**EXERCISE REQUIREMENTS:**
1. Answer these from the methods text on cell-type annotation:
(a) At what resolution were the final clusters of the 7-genotype-mixed scifi-ATAC-seq dataset identified?
(b) Which R package was used for gene set enrichment analysis?
(c) Which GO terms were excluded from the analysis?
2. Translate this sentence from the methods text on cell-type annotation into Spanish: "Ambiguous clusters displaying similar patterns to key cell types were assigned to the same cell type as the key cell types, reflecting potential variations in cell states within a cell type."
3. Write the next part of the methods text on clustering and cell-type annotation in maize seedlings, picking up after its final sentence.

**TEXT:**

====================

A similar clustering process was applied to the 7-genotype-mixed scifi-ATAC-seq dataset with minor modifications. Specifically, we removed only the genotype effect using Harmony, and the final clusters were identified at a resolution of 0.5.

Cell-type annotation

To assign cell types for each cluster, we used a combination of marker gene-based annotation and gene set enrichment analysis. Initially, we compiled a list of known cell-type-specific marker genes for maize seedlings through an extensive literature review, primarily referring to Marrand et al. (2021) (Additional file 2: Table S5) [4]. Firstly, the gene chromatin accessibility score was calculated using the Tn5 integration number in the gene body, 500-bp upstream and 100-bp downstream region, then the raw counts were normalized with the cpm function in edgeR. The Z-score was calculated for each marker gene across all cell types with scale function in R, and key cell types were assigned based on the most enriched marker genes with the highest Z-score. Ambiguous clusters displaying similar patterns to key cell types were assigned to the same cell type as the key cell types, reflecting potential variations in cell states within a cell type. For gene set enrichment analysis, we used the R package fgsea [33], following a methodology described previously [4]. Firstly, we constructed a reference panel by uniformly sampling nuclei from each cluster, with the total number of reference nuclei set to the average number of nuclei per cluster. Subsequently, we aggregated the read counts across nuclei in each cluster for each gene and identified the differential accessibility profiles for all genes between each cluster and the reference panel using the R package edgeR. For each cluster, we generated a gene list sorted in decreasing order of the log2 fold-change value compared to the reference panel and utilized this list for gene set enrichment analysis. We excluded GO terms with gene sets comprising less than 10 or greater than 600 genes from the analysis and GO terms were considered significantly enriched at an FDR < 0.05 with 10,000 permutations. The cell type annotation was additionally validated by identifying the top enriched GO terms that align with the expected cell type functions (Additional file 2: Table S6,7).

====================

Structured page parsing data
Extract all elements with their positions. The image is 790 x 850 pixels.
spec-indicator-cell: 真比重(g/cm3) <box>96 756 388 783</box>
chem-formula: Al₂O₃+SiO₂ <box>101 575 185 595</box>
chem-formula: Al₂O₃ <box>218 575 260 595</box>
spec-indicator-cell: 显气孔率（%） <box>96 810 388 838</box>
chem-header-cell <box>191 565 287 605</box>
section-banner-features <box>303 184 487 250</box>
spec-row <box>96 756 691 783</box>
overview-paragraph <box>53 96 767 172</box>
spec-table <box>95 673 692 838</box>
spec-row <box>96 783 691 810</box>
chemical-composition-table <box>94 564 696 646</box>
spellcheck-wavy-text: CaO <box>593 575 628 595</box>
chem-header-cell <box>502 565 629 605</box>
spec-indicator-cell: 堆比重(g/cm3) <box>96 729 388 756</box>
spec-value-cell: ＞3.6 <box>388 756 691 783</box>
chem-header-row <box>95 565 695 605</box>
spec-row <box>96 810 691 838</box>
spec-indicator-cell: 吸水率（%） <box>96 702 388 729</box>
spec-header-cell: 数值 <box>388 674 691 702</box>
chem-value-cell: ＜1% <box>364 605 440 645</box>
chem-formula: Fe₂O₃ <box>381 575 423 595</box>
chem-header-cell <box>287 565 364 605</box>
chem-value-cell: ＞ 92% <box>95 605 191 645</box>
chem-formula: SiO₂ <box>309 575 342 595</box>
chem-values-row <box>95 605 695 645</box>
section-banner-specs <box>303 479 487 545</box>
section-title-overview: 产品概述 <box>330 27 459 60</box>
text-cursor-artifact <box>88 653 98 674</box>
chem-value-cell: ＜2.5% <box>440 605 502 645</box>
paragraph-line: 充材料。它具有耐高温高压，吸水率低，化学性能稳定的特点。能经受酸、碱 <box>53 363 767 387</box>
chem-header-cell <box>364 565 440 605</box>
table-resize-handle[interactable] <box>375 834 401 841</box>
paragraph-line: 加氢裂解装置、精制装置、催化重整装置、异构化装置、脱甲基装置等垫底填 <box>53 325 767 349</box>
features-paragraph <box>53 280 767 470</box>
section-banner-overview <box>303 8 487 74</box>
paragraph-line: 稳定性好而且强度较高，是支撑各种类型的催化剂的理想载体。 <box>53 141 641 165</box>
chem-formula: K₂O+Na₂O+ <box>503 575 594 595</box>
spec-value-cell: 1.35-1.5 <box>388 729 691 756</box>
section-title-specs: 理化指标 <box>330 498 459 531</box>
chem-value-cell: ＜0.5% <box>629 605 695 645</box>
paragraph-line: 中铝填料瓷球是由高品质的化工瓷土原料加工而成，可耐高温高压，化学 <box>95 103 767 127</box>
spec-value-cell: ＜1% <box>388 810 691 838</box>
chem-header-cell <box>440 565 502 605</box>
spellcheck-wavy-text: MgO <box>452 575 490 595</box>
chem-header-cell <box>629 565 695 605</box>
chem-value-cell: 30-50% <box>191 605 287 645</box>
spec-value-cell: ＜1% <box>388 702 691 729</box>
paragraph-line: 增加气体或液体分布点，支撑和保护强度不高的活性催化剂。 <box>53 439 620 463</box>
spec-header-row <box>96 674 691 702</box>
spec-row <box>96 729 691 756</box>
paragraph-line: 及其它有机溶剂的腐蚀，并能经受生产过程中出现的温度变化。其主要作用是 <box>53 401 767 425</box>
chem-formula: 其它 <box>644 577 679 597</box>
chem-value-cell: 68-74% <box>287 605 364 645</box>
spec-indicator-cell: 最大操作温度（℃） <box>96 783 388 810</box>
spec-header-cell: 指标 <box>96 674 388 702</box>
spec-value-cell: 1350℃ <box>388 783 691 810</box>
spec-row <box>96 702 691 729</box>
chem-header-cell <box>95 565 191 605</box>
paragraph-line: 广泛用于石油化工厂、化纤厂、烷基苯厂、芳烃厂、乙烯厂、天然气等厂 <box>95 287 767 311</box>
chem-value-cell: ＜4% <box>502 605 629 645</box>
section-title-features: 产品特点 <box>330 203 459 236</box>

====================

**RESPONSES PER TASK:**
1.
(a) 0.5
(b) fgsea
(c) GO terms with gene sets of fewer than 10 or more than 600 genes

2. Los clústeres ambiguos que mostraban patrones similares a los de los tipos celulares clave se asignaron al mismo tipo celular que dichos tipos celulares clave, lo que refleja posibles variaciones en los estados celulares dentro de un tipo celular.

3.
ACR identification

Following cell clustering and annotation, ACRs were further identified using all Tn5 integration sites for each cell type and genotype with running MACS2 [34] with non-default parameters: –extsize 150 –shift -75 –nomodel –keep-dup all –qvalue 0.05. Then the cell type-based ACRs for each genotype were further redefined as 500-bp windows centered on the ACR coverage summit. To consolidate information across all clusters and genotypes, we concatenated all ACRs into a unified master list using a custom script, as previously described by Marrand et al. (2021) [4], calculated the ACR chromatin accessibility score based on the Tn5 integration count within the ACR region and then normalized it using the “cpm” function in edgeR [35]. ACRs with less than 3 cpm in all cell types and genotypes were removed for downstream analysis.